### WRITTEN INSTRUCTION
Pictures aside, write out every record exactly as it appears.

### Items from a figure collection

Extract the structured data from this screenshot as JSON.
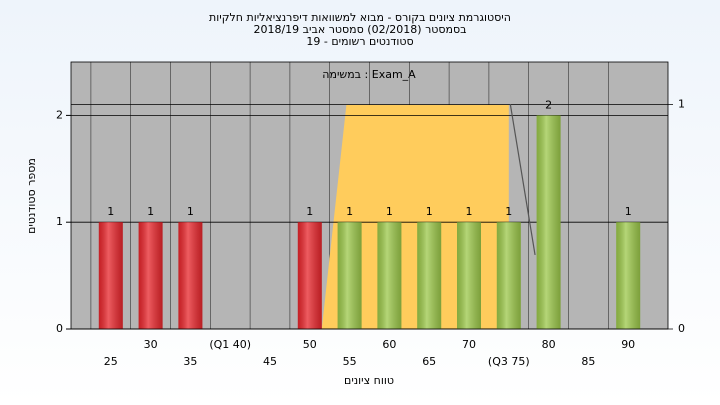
{
  "chart_data": {
    "type": "bar",
    "title": [
      "היסטוגרמת ציונים בקורס - מבוא למשוואות דיפרנציאליות חלקיות",
      "בסמסטר (02/2018) סמסטר אביב 2018/19",
      "סטודנטים רשומים - 19"
    ],
    "subtitle": "Exam_A : במשימה",
    "xlabel": "טווח ציונים",
    "ylabel": "מספר סטודנטים",
    "x": [
      25,
      30,
      35,
      40,
      45,
      50,
      55,
      60,
      65,
      70,
      75,
      80,
      85,
      90
    ],
    "values": [
      1,
      1,
      1,
      0,
      0,
      1,
      1,
      1,
      1,
      1,
      1,
      2,
      0,
      1
    ],
    "colors": [
      "#e8262c",
      "#e8262c",
      "#e8262c",
      "#e8262c",
      "#e8262c",
      "#e8262c",
      "#9cc84a",
      "#9cc84a",
      "#9cc84a",
      "#9cc84a",
      "#9cc84a",
      "#9cc84a",
      "#9cc84a",
      "#9cc84a"
    ],
    "xlim": [
      20,
      95
    ],
    "xticks": [
      25,
      30,
      35,
      {
        "value": 40,
        "label": "(Q1 40)"
      },
      45,
      50,
      55,
      60,
      65,
      70,
      {
        "value": 75,
        "label": "(Q3 75)"
      },
      80,
      85,
      90
    ],
    "ylim": [
      0,
      2.5
    ],
    "yticks": [
      0,
      1,
      2
    ],
    "y2lim": [
      0,
      1.19
    ],
    "y2ticks": [
      0,
      1
    ],
    "areas": [
      {
        "x": [
          51.5,
          54.6,
          75,
          75
        ],
        "values": [
          0,
          1,
          1,
          0
        ],
        "axis": "y2",
        "color": "#ffcc5c"
      }
    ],
    "lines": [
      {
        "x": [
          75.2,
          78.3
        ],
        "values": [
          1,
          0.33
        ],
        "axis": "y2",
        "color": "#555555"
      }
    ],
    "grid": true
  }
}
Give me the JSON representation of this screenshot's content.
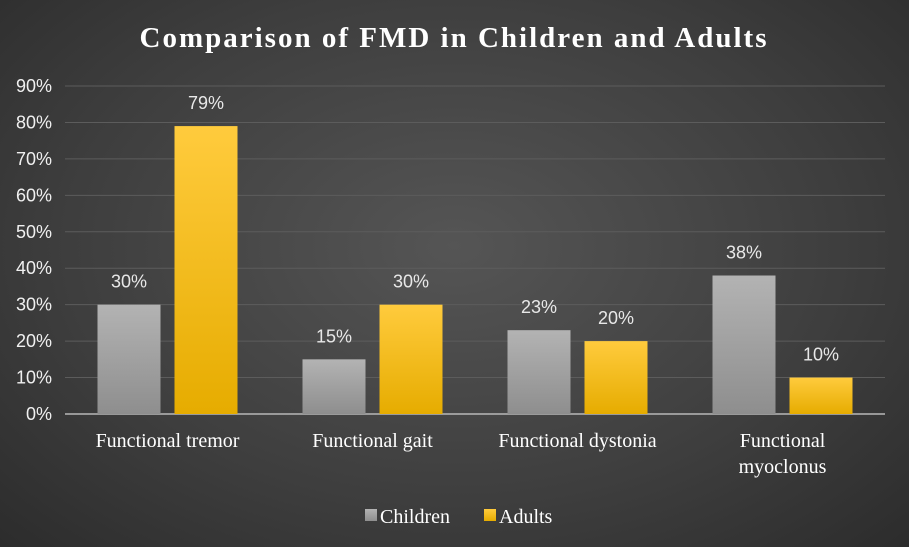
{
  "chart_data": {
    "type": "bar",
    "title": "Comparison of FMD in Children and Adults",
    "xlabel": "",
    "ylabel": "",
    "ylim": [
      0,
      90
    ],
    "yticks": [
      "0%",
      "10%",
      "20%",
      "30%",
      "40%",
      "50%",
      "60%",
      "70%",
      "80%",
      "90%"
    ],
    "categories": [
      [
        "Functional tremor"
      ],
      [
        "Functional gait"
      ],
      [
        "Functional dystonia"
      ],
      [
        "Functional",
        "myoclonus"
      ]
    ],
    "series": [
      {
        "name": "Children",
        "values": [
          30,
          15,
          23,
          38
        ],
        "labels": [
          "30%",
          "15%",
          "23%",
          "38%"
        ],
        "color": "#a9a9a9"
      },
      {
        "name": "Adults",
        "values": [
          79,
          30,
          20,
          10
        ],
        "labels": [
          "79%",
          "30%",
          "20%",
          "10%"
        ],
        "color": "#ffc000"
      }
    ],
    "grid": true,
    "legend_position": "bottom"
  }
}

### WRITTEN ANSWER
Extract the structured data from this screenshot as JSON.
{
  "chart_data": {
    "type": "bar",
    "title": [
      "היסטוגרמת ציונים בקורס - מבוא למשוואות דיפרנציאליות חלקיות",
      "בסמסטר (02/2018) סמסטר אביב 2018/19",
      "סטודנטים רשומים - 19"
    ],
    "subtitle": "Exam_A : במשימה",
    "xlabel": "טווח ציונים",
    "ylabel": "מספר סטודנטים",
    "x": [
      25,
      30,
      35,
      40,
      45,
      50,
      55,
      60,
      65,
      70,
      75,
      80,
      85,
      90
    ],
    "values": [
      1,
      1,
      1,
      0,
      0,
      1,
      1,
      1,
      1,
      1,
      1,
      2,
      0,
      1
    ],
    "colors": [
      "#e8262c",
      "#e8262c",
      "#e8262c",
      "#e8262c",
      "#e8262c",
      "#e8262c",
      "#9cc84a",
      "#9cc84a",
      "#9cc84a",
      "#9cc84a",
      "#9cc84a",
      "#9cc84a",
      "#9cc84a",
      "#9cc84a"
    ],
    "xlim": [
      20,
      95
    ],
    "xticks": [
      25,
      30,
      35,
      {
        "value": 40,
        "label": "(Q1 40)"
      },
      45,
      50,
      55,
      60,
      65,
      70,
      {
        "value": 75,
        "label": "(Q3 75)"
      },
      80,
      85,
      90
    ],
    "ylim": [
      0,
      2.5
    ],
    "yticks": [
      0,
      1,
      2
    ],
    "y2lim": [
      0,
      1.19
    ],
    "y2ticks": [
      0,
      1
    ],
    "areas": [
      {
        "x": [
          51.5,
          54.6,
          75,
          75
        ],
        "values": [
          0,
          1,
          1,
          0
        ],
        "axis": "y2",
        "color": "#ffcc5c"
      }
    ],
    "lines": [
      {
        "x": [
          75.2,
          78.3
        ],
        "values": [
          1,
          0.33
        ],
        "axis": "y2",
        "color": "#555555"
      }
    ],
    "grid": true
  }
}
Give me the JSON representation of this screenshot's content.
{
  "chart_data": {
    "type": "bar",
    "title": "Comparison of FMD in Children and Adults",
    "xlabel": "",
    "ylabel": "",
    "ylim": [
      0,
      90
    ],
    "yticks": [
      "0%",
      "10%",
      "20%",
      "30%",
      "40%",
      "50%",
      "60%",
      "70%",
      "80%",
      "90%"
    ],
    "categories": [
      [
        "Functional tremor"
      ],
      [
        "Functional gait"
      ],
      [
        "Functional dystonia"
      ],
      [
        "Functional",
        "myoclonus"
      ]
    ],
    "series": [
      {
        "name": "Children",
        "values": [
          30,
          15,
          23,
          38
        ],
        "labels": [
          "30%",
          "15%",
          "23%",
          "38%"
        ],
        "color": "#a9a9a9"
      },
      {
        "name": "Adults",
        "values": [
          79,
          30,
          20,
          10
        ],
        "labels": [
          "79%",
          "30%",
          "20%",
          "10%"
        ],
        "color": "#ffc000"
      }
    ],
    "grid": true,
    "legend_position": "bottom"
  }
}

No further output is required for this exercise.